Aim:
Exactly reproduce the entries, dropping any pictures from your copy.
>> START Record list
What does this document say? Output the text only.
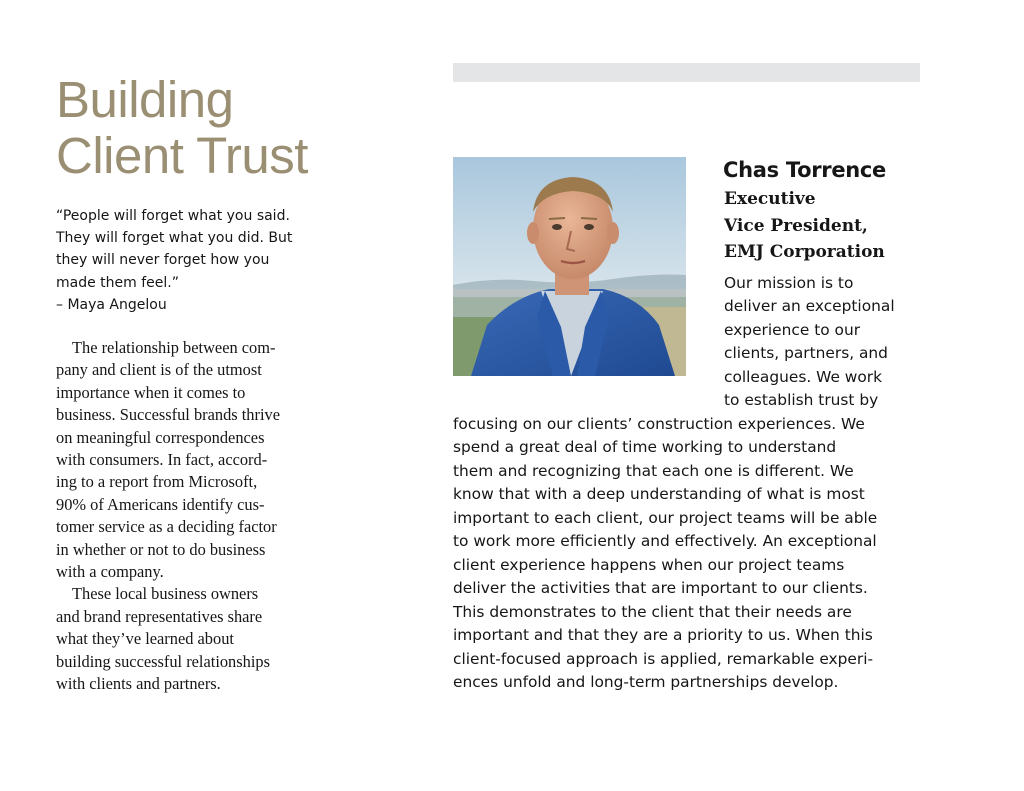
Building
Client Trust
“People will forget what you said.
They will forget what you did. But
they will never forget how you
made them feel.”
– Maya Angelou
The relationship between com-
pany and client is of the utmost
importance when it comes to
business. Successful brands thrive
on meaningful correspondences
with consumers. In fact, accord-
ing to a report from Microsoft,
90% of Americans identify cus-
tomer service as a deciding factor
in whether or not to do business
with a company.
These local business owners
and brand representatives share
what they’ve learned about
building successful relationships
with clients and partners.
Chas Torrence
Executive
Vice President,
EMJ Corporation
Our mission is to
deliver an exceptional
experience to our
clients, partners, and
colleagues. We work
to establish trust by
focusing on our clients’ construction experiences. We
spend a great deal of time working to understand
them and recognizing that each one is different. We
know that with a deep understanding of what is most
important to each client, our project teams will be able
to work more efficiently and effectively. An exceptional
client experience happens when our project teams
deliver the activities that are important to our clients.
This demonstrates to the client that their needs are
important and that they are a priority to us. When this
client-focused approach is applied, remarkable experi-
ences unfold and long-term partnerships develop.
>> END Record list
Complete answer:
What does this document say? Output the text only.
Building
Client Trust
“People will forget what you said.
They will forget what you did. But
they will never forget how you
made them feel.”
– Maya Angelou
The relationship between com-
pany and client is of the utmost
importance when it comes to
business. Successful brands thrive
on meaningful correspondences
with consumers. In fact, accord-
ing to a report from Microsoft,
90% of Americans identify cus-
tomer service as a deciding factor
in whether or not to do business
with a company.
These local business owners
and brand representatives share
what they’ve learned about
building successful relationships
with clients and partners.
Chas Torrence
Executive
Vice President,
EMJ Corporation
Our mission is to
deliver an exceptional
experience to our
clients, partners, and
colleagues. We work
to establish trust by
focusing on our clients’ construction experiences. We
spend a great deal of time working to understand
them and recognizing that each one is different. We
know that with a deep understanding of what is most
important to each client, our project teams will be able
to work more efficiently and effectively. An exceptional
client experience happens when our project teams
deliver the activities that are important to our clients.
This demonstrates to the client that their needs are
important and that they are a priority to us. When this
client-focused approach is applied, remarkable experi-
ences unfold and long-term partnerships develop.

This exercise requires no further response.